_Prompt_. Please reproduce every one of the entries below word for word, leaving out the pictures.

* START Data in this exercise *

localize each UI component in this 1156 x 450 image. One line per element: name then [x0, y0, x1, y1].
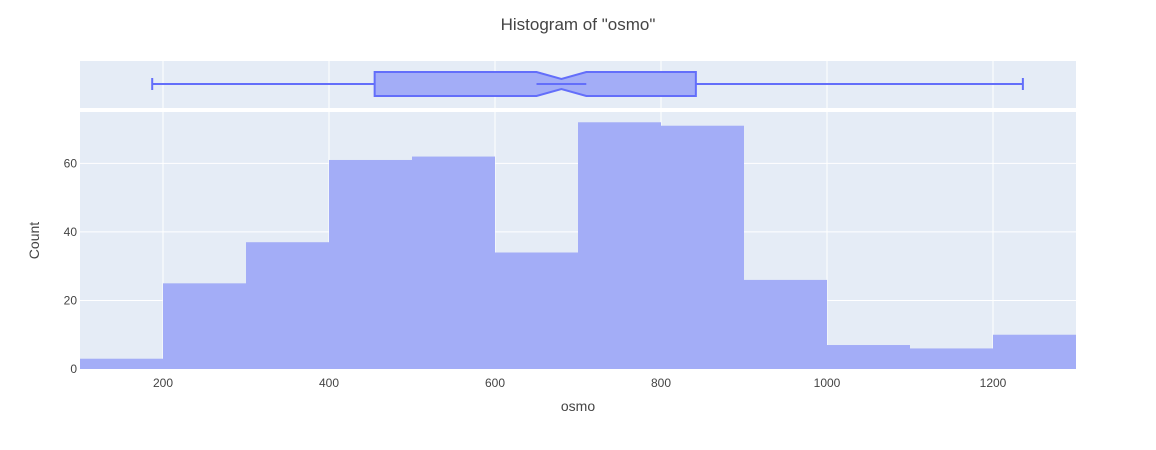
x-tick-label: 200	[153, 376, 173, 390]
x-tick-label: 1200	[980, 376, 1007, 390]
histogram-bar	[827, 345, 910, 369]
histogram-bars	[80, 122, 1076, 369]
histogram-bar	[412, 156, 495, 369]
boxplot-box	[373, 71, 697, 97]
histogram-bar	[578, 122, 661, 369]
y-tick-label: 40	[64, 225, 78, 239]
histogram-bar	[993, 334, 1076, 369]
x-tick-label: 600	[485, 376, 505, 390]
histogram-bar	[495, 252, 578, 369]
histogram-bar	[80, 358, 163, 369]
boxplot-marks	[151, 71, 1024, 97]
histogram-bar	[910, 348, 993, 369]
histogram-bar	[329, 159, 412, 369]
histogram-panel: 200 400 600 800 1000 1200 0 20 40 60	[64, 112, 1076, 390]
x-axis-title: osmo	[561, 398, 595, 414]
y-axis-title: Count	[26, 222, 42, 259]
x-tick-label: 800	[651, 376, 671, 390]
x-tick-label: 400	[319, 376, 339, 390]
x-axis-ticks: 200 400 600 800 1000 1200	[153, 376, 1007, 390]
y-tick-label: 20	[64, 293, 78, 307]
histogram-bar	[246, 242, 329, 369]
histogram-bar	[744, 279, 827, 369]
boxplot-panel	[80, 61, 1076, 108]
y-tick-label: 0	[70, 362, 77, 376]
histogram-bar	[661, 125, 744, 369]
x-tick-label: 1000	[814, 376, 841, 390]
y-axis-ticks: 0 20 40 60	[64, 156, 78, 376]
y-tick-label: 60	[64, 156, 78, 170]
histogram-bar	[163, 283, 246, 369]
chart-title: Histogram of "osmo"	[501, 15, 656, 34]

* END Data in this exercise *

_Answer to the exercise_.
localize each UI component in this 1156 x 450 image. One line per element: name then [x0, y0, x1, y1].
x-tick-label: 200	[153, 376, 173, 390]
x-tick-label: 1200	[980, 376, 1007, 390]
histogram-bar	[827, 345, 910, 369]
histogram-bars	[80, 122, 1076, 369]
histogram-bar	[412, 156, 495, 369]
boxplot-box	[373, 71, 697, 97]
histogram-bar	[578, 122, 661, 369]
y-tick-label: 40	[64, 225, 78, 239]
histogram-bar	[993, 334, 1076, 369]
x-tick-label: 600	[485, 376, 505, 390]
histogram-bar	[495, 252, 578, 369]
histogram-bar	[80, 358, 163, 369]
boxplot-marks	[151, 71, 1024, 97]
histogram-bar	[910, 348, 993, 369]
histogram-bar	[329, 159, 412, 369]
histogram-panel: 200 400 600 800 1000 1200 0 20 40 60	[64, 112, 1076, 390]
x-axis-title: osmo	[561, 398, 595, 414]
y-axis-title: Count	[26, 222, 42, 259]
x-tick-label: 800	[651, 376, 671, 390]
x-tick-label: 400	[319, 376, 339, 390]
x-axis-ticks: 200 400 600 800 1000 1200	[153, 376, 1007, 390]
y-tick-label: 20	[64, 293, 78, 307]
histogram-bar	[246, 242, 329, 369]
histogram-bar	[744, 279, 827, 369]
boxplot-panel	[80, 61, 1076, 108]
y-tick-label: 0	[70, 362, 77, 376]
histogram-bar	[661, 125, 744, 369]
x-tick-label: 1000	[814, 376, 841, 390]
y-axis-ticks: 0 20 40 60	[64, 156, 78, 376]
y-tick-label: 60	[64, 156, 78, 170]
histogram-bar	[163, 283, 246, 369]
chart-title: Histogram of "osmo"	[501, 15, 656, 34]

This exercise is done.